Dataset items
* Start *
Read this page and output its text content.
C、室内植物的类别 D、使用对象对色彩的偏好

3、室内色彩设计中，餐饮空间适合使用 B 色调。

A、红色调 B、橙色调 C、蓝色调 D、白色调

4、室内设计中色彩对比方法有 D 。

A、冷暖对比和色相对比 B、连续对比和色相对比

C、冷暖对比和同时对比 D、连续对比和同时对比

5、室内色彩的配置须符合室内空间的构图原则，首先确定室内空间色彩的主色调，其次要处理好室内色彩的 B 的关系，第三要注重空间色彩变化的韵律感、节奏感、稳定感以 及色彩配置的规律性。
* End *
→ The task
Copy out every line of the data above, exactly as given.

→ Exercise result
Read this page and output its text content.
C、室内植物的类别 D、使用对象对色彩的偏好

3、室内色彩设计中，餐饮空间适合使用 B 色调。

A、红色调 B、橙色调 C、蓝色调 D、白色调

4、室内设计中色彩对比方法有 D 。

A、冷暖对比和色相对比 B、连续对比和色相对比

C、冷暖对比和同时对比 D、连续对比和同时对比

5、室内色彩的配置须符合室内空间的构图原则，首先确定室内空间色彩的主色调，其次要处理好室内色彩的 B 的关系，第三要注重空间色彩变化的韵律感、节奏感、稳定感以 及色彩配置的规律性。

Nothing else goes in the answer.